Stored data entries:
________________________________________
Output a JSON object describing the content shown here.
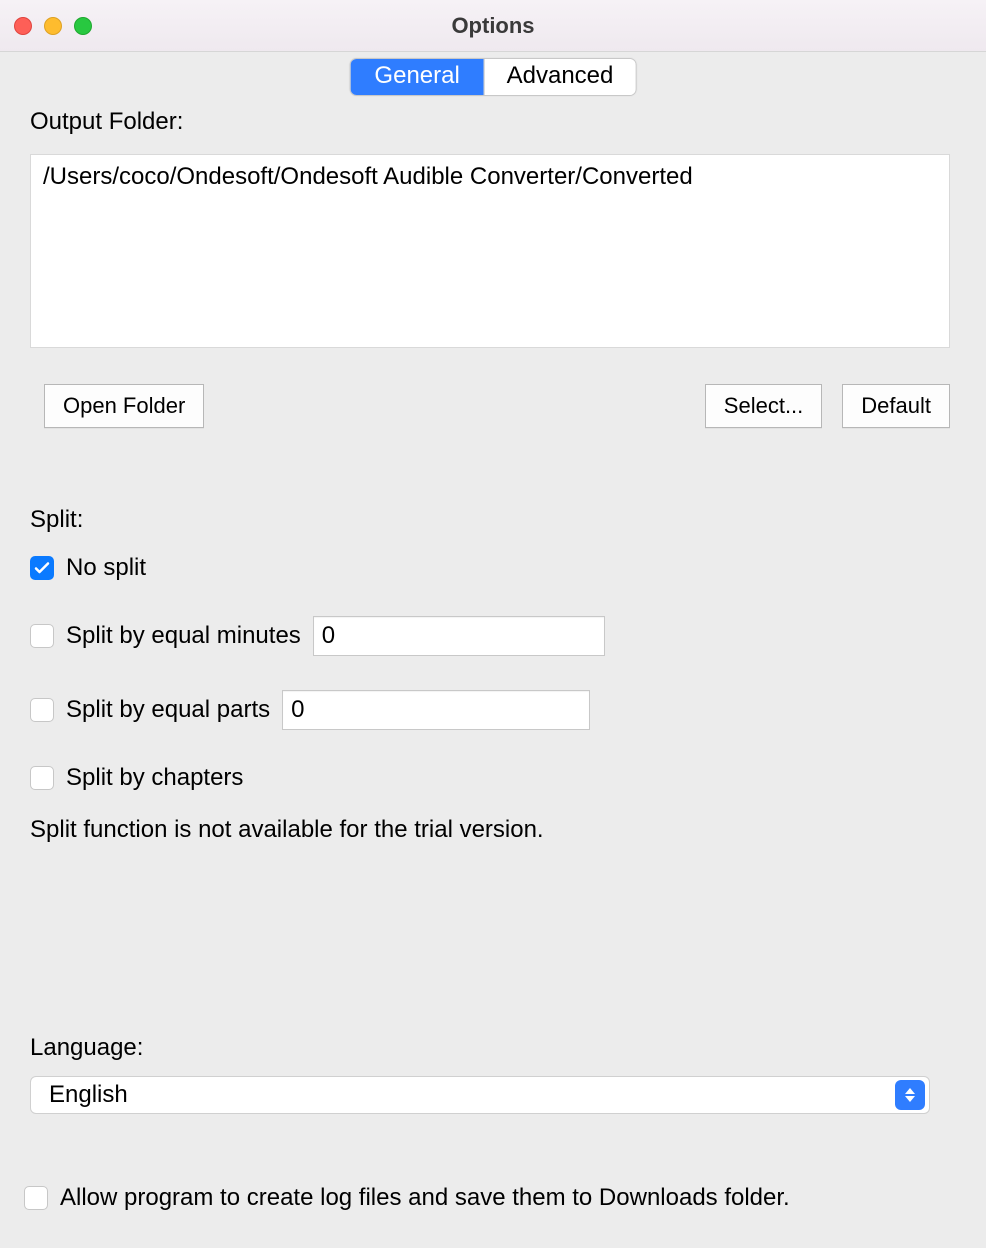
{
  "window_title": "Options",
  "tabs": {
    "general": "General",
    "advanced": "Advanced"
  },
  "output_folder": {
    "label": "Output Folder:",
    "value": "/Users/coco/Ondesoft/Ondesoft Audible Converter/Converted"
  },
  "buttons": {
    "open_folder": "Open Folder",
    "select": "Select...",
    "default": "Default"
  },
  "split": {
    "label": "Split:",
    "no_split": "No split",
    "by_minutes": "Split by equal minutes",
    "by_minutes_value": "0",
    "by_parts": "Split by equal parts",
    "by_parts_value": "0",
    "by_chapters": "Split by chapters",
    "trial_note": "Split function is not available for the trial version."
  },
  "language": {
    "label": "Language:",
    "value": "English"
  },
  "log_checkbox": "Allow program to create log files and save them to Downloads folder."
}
________________________________________
Given exercise ▸ Pictures are to be left out; the records above must be repeated word for word.

Written response ▸
Output a JSON object describing the content shown here.
{
  "window_title": "Options",
  "tabs": {
    "general": "General",
    "advanced": "Advanced"
  },
  "output_folder": {
    "label": "Output Folder:",
    "value": "/Users/coco/Ondesoft/Ondesoft Audible Converter/Converted"
  },
  "buttons": {
    "open_folder": "Open Folder",
    "select": "Select...",
    "default": "Default"
  },
  "split": {
    "label": "Split:",
    "no_split": "No split",
    "by_minutes": "Split by equal minutes",
    "by_minutes_value": "0",
    "by_parts": "Split by equal parts",
    "by_parts_value": "0",
    "by_chapters": "Split by chapters",
    "trial_note": "Split function is not available for the trial version."
  },
  "language": {
    "label": "Language:",
    "value": "English"
  },
  "log_checkbox": "Allow program to create log files and save them to Downloads folder."
}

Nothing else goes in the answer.